[Rows from a dataset]
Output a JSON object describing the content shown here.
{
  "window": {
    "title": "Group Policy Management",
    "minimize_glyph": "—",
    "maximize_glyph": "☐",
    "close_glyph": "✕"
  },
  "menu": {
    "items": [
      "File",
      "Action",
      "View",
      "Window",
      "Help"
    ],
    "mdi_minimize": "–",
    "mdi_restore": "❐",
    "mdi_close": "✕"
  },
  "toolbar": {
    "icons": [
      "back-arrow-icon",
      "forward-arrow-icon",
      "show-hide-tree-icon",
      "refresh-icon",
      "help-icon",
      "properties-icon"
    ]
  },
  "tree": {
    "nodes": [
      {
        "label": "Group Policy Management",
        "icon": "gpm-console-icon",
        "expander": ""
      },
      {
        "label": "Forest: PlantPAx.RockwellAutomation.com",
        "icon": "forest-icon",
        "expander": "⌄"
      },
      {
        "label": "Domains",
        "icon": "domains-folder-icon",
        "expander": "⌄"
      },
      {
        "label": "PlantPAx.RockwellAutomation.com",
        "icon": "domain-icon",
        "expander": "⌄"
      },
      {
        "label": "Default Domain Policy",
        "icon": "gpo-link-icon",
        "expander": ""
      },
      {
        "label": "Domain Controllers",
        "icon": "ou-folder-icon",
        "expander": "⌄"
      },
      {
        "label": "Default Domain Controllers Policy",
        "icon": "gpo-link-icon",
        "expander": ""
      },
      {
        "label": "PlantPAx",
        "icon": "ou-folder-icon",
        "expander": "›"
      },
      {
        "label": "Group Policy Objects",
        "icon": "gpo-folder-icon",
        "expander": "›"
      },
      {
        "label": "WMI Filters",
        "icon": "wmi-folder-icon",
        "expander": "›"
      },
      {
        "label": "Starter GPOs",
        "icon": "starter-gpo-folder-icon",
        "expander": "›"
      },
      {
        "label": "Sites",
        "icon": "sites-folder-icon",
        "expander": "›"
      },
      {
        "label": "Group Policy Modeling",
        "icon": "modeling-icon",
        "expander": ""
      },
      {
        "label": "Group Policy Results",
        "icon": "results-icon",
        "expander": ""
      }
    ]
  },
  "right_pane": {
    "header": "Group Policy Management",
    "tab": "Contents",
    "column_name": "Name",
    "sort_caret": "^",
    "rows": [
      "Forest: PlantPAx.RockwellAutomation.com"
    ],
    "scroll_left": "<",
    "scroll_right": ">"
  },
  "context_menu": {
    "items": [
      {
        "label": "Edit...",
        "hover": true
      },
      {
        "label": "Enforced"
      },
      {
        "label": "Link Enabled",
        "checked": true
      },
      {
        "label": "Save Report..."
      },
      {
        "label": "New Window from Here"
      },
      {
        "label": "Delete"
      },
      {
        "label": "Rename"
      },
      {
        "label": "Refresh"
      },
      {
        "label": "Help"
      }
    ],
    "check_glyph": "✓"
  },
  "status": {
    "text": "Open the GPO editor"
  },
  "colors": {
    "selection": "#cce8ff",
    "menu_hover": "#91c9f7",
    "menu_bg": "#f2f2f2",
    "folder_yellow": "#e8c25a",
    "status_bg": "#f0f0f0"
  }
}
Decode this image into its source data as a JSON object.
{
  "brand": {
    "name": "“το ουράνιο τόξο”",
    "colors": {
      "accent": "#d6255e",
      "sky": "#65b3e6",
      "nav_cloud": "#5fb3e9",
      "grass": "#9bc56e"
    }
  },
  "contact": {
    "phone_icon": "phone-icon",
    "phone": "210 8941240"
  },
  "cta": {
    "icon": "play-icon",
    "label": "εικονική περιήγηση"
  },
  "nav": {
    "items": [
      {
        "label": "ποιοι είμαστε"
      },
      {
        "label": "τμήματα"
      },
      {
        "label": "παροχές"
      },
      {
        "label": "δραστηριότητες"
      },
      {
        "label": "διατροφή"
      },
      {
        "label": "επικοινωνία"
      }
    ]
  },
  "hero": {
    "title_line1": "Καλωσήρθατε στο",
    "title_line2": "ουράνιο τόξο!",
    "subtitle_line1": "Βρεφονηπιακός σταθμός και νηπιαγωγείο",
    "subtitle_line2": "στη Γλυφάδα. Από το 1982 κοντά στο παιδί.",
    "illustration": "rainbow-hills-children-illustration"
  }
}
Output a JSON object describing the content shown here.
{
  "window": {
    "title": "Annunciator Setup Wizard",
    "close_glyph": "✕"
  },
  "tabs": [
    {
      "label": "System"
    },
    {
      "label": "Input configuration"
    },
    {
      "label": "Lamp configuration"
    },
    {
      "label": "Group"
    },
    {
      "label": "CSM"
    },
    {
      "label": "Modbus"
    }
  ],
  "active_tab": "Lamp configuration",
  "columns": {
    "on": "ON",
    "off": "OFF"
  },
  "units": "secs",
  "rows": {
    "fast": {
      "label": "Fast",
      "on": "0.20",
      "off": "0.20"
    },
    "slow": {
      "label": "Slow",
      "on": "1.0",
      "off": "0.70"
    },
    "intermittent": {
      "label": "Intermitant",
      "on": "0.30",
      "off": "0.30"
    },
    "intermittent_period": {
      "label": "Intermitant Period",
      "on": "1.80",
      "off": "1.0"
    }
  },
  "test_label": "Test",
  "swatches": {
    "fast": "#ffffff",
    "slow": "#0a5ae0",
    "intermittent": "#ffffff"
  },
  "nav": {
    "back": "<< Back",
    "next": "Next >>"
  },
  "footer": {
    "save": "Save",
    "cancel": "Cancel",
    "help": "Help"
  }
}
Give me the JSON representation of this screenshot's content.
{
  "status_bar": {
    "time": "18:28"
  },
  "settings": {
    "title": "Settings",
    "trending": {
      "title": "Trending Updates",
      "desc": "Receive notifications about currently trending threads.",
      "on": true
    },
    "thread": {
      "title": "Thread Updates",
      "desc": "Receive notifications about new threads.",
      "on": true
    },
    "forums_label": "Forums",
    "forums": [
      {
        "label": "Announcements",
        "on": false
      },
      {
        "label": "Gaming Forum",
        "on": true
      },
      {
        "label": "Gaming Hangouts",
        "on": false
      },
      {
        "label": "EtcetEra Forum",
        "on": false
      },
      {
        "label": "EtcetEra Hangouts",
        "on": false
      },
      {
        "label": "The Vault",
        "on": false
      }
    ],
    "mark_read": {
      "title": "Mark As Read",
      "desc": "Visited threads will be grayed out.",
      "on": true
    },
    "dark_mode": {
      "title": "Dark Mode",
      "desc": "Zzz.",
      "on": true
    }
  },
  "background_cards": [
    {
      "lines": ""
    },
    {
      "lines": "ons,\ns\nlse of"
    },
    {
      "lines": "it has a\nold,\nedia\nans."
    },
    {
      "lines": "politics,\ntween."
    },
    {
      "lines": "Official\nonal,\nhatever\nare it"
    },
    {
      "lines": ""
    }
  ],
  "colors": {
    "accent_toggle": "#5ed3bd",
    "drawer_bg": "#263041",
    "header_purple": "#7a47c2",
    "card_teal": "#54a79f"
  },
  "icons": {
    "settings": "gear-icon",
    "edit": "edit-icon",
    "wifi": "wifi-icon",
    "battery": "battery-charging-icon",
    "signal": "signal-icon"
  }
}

EXERCISE DETAILS:
Filter the records above for "Management" and copy every matching line.

THE REPLY:
    "title": "Group Policy Management",
        "label": "Group Policy Management",
    "header": "Group Policy Management",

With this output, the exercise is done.